Deconvolution Program

History
05/08/2004: Replaced images with better ones.
05/05/2004: Created the page.


INDEX





Introduction

As I'm studying about astronomy, it is very usual for me to process observational data with deconvolution program. The deconvolution, as some people may know, is a method to restore the image which is blurred by a bad optical system or vibrations of cameras. It is not possible to retrieve original images perfectly, usually, because of noise, however, it is possible, to some extent, to improve images carefully selecting point spread functions (PSF), the blurring patterns.

The most common algorithm in astronomy is so called Richardson-Lucy algorithm. You can easily find literatures on Internet if you want to study about it. I use the algorithm for my study and the program releasing in this page is the one. Although the astronomical data are, in the most cases, mono-chromatic it is very easy to extend the algorithm to deal with ordinary color images.

All copyrights of the program is abandoned because the algorithm is not mine and making such this program is not difficult if you know about the algorithm. Using the program is free in any forms and any methods. I am very appreciated if you write me before you use it.

HIROYUKI TOYOZUMI





How to use

Using the program is quite simple. Only you have to do is just specify (1) iteration times, (2)kernel BMP image file name, (3) source BMP image file name and (4) output BMP image name. There are a couple of options to control the behavior of the program. Just start the program with "-?" then you can have help message.

The most important thing to restore images successfully is to select PSFs carefully. It is sometimes easy, but, usually, it is not easy.





Download of the Program

To download, .... click!!





Examples of Image Data

Here I give some examples to show how the program works.





The first example is a typical one: a night view. Usually, night view images are easily blurred because of the long exposure time. The important point of successful restoration is to find out good PSF. In case of night views you can select an isolated point light. The blurring pattern of the point source is the one you need.

The left is a picture of Opera House (Sydney) and the right is the result after 10 times iteration.

Original Deconvoluted

The original is not very bad (because I reduced the size). However the deconvoluted one is much sharper... also the noise is emphasized, though.

To do:
1. According to the deconvolution program page, which algorithm is the most common in astronomy?
2. Carry on the deconvolution program page, starting after its final sentence.

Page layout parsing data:
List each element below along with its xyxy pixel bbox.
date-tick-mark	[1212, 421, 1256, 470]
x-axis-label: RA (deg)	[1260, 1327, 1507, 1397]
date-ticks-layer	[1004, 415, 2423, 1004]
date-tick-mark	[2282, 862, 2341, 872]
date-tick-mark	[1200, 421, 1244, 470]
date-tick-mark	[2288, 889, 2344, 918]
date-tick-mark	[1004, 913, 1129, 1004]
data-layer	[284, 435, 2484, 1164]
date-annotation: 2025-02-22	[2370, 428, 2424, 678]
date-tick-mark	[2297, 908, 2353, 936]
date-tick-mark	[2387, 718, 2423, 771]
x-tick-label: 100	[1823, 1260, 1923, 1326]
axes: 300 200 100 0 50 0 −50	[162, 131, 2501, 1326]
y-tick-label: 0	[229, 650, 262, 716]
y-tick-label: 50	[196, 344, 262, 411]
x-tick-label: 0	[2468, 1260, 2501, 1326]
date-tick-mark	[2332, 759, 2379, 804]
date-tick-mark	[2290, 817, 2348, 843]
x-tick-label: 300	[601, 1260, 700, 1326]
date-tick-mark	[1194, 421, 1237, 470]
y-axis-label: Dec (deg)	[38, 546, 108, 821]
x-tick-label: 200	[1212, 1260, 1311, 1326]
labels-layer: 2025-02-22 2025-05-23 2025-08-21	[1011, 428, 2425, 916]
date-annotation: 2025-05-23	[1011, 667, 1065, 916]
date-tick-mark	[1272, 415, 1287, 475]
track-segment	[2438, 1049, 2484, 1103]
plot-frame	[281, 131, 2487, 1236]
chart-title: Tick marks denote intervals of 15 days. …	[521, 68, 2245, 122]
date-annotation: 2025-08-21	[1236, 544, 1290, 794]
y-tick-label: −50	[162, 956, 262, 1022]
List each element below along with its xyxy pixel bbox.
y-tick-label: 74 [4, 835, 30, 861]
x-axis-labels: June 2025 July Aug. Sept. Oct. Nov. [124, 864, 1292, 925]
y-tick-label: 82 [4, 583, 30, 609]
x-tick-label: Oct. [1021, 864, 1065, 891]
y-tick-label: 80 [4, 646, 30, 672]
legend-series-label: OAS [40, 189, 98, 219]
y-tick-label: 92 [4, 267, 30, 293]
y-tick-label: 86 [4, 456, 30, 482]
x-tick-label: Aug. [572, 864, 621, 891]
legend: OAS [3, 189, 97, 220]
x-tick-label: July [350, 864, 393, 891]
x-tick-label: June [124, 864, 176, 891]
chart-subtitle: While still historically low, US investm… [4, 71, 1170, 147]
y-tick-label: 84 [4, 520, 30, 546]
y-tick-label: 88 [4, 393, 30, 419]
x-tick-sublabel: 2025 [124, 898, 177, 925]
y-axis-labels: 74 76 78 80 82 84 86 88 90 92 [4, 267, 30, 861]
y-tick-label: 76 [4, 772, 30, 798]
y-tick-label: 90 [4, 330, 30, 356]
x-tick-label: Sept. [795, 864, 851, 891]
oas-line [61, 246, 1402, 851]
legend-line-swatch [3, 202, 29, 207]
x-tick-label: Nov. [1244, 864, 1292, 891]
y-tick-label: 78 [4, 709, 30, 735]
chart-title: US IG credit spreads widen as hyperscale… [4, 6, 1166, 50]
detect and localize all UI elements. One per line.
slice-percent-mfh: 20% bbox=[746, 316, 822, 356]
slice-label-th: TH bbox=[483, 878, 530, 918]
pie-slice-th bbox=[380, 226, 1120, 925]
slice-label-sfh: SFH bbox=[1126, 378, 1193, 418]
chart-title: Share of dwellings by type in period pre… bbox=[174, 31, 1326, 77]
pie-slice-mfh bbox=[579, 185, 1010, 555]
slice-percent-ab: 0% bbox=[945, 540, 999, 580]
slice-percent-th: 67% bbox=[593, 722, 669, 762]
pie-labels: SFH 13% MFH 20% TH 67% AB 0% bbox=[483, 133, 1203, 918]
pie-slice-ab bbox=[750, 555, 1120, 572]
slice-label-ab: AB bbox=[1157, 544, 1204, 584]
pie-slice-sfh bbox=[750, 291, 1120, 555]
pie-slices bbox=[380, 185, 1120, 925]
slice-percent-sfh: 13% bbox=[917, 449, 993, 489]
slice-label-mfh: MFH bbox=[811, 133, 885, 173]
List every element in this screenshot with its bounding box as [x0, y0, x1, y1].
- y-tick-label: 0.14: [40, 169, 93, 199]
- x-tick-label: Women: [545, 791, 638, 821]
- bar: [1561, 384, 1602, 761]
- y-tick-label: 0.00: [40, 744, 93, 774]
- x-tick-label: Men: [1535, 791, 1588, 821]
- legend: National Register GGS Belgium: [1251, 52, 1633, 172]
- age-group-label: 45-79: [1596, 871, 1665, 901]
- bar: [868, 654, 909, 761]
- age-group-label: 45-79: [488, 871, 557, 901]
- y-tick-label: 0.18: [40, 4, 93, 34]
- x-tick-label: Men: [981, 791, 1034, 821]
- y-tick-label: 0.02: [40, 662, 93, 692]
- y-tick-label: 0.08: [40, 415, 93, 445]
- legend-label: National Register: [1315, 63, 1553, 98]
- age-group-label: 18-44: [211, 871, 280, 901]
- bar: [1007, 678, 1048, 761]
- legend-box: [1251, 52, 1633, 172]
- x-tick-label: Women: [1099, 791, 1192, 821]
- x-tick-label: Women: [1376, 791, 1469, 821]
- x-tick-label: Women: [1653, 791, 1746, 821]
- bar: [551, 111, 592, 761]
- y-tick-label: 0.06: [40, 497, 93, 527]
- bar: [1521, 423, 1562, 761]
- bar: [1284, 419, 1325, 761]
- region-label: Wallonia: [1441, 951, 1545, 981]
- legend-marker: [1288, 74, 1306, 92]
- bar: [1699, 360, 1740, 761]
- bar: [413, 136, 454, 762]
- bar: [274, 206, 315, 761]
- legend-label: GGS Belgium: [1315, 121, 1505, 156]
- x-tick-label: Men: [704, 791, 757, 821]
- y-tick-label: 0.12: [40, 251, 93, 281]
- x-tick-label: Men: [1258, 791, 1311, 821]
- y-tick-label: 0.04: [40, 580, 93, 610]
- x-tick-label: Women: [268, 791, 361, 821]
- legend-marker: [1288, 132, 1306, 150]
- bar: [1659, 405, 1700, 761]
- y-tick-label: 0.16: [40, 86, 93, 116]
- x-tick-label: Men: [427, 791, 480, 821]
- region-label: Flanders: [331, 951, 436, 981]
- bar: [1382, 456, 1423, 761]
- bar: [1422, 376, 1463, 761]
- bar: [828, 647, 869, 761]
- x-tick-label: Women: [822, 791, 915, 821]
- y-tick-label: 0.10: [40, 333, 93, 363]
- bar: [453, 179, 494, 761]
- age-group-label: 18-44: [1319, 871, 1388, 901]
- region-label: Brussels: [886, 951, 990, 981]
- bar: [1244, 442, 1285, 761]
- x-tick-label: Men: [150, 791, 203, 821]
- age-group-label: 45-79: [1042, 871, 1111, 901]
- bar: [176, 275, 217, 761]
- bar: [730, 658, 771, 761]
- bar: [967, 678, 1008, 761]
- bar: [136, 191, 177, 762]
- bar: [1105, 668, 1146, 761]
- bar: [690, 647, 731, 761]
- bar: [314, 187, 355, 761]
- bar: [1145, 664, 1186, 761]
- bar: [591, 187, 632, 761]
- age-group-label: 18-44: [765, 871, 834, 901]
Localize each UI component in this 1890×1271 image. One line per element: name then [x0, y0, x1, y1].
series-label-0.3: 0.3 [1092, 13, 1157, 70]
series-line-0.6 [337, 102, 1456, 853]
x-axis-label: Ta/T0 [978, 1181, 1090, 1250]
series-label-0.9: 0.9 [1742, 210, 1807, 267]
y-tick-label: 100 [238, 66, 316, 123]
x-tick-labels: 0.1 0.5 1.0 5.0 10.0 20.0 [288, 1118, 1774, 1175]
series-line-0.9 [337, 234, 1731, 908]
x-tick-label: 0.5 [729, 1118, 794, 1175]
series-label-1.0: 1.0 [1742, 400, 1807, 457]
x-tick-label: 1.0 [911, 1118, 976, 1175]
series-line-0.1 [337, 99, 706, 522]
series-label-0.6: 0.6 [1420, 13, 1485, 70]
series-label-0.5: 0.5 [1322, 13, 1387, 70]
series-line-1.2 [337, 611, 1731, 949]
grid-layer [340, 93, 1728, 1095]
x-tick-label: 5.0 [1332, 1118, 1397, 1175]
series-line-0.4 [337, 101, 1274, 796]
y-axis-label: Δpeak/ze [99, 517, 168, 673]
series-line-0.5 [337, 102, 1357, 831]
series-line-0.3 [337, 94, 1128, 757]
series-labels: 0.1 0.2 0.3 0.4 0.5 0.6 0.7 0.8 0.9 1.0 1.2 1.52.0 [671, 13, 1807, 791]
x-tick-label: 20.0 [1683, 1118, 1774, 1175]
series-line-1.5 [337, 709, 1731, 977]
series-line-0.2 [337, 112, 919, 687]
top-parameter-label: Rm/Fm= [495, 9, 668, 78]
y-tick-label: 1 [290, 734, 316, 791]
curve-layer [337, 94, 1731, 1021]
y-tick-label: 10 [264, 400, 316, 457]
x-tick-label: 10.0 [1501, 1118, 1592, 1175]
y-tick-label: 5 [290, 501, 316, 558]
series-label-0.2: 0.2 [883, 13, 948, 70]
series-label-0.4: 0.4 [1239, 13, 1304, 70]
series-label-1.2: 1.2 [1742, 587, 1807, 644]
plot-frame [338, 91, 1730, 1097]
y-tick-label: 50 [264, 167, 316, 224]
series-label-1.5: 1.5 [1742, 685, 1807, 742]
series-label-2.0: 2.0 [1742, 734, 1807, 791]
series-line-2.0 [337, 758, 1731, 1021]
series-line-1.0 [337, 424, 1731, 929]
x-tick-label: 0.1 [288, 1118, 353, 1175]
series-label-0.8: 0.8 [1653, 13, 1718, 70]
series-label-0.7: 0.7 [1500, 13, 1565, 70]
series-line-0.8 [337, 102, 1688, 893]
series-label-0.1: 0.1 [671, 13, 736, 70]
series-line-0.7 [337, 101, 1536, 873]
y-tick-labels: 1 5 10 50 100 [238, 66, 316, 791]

Results of the exercise:
1. The Richardson-Lucy algorithm.

2.
The PSF image I selected is a point source, which is 7x9 pixels in the image:





The next example is also a night view, but very bad one because I moved camera during the exposure. Even thought, finding the PSF is rather easy since there are many light sources.

The left is a picture of The Rocks (Sydney) and the right is the result after 10 times iteration.

Original Deconvoluted

10 times of iteration makes deconvolution effect very strong and, usually, emphasizes noise very much. As you can see, the result image is still not good. But, if you carefully check the result, you find that some of the part are retrieved well. Since the PSF image is a bit large and the deconvolution is strong, we see a side effect: the horizontal lines at around the edge of the image.

The PSF image I selected is a point source, which is 11x19 pixels in the image:





The last one is a picture taken by an WebCam. Since the webcam I have used was a CMOS camera, the quality is very bad. Even I fixed the camera position, pictures were blurred and satulated at brighter regions.

The left is a picture of the room where I work every day and the right is the result after 5 times iteration.

Original Deconvoluted

I have compared the deconvoluted images processed with a variety of iteration times and I have found that even one iteration makes the picture better.

The PSF image I selected is the artificial one I made myself:

There are a couple of point like glitter in the image and I have tried to deconvolute with some of them. But, they did not work for some reason. So, I made the PSF myself.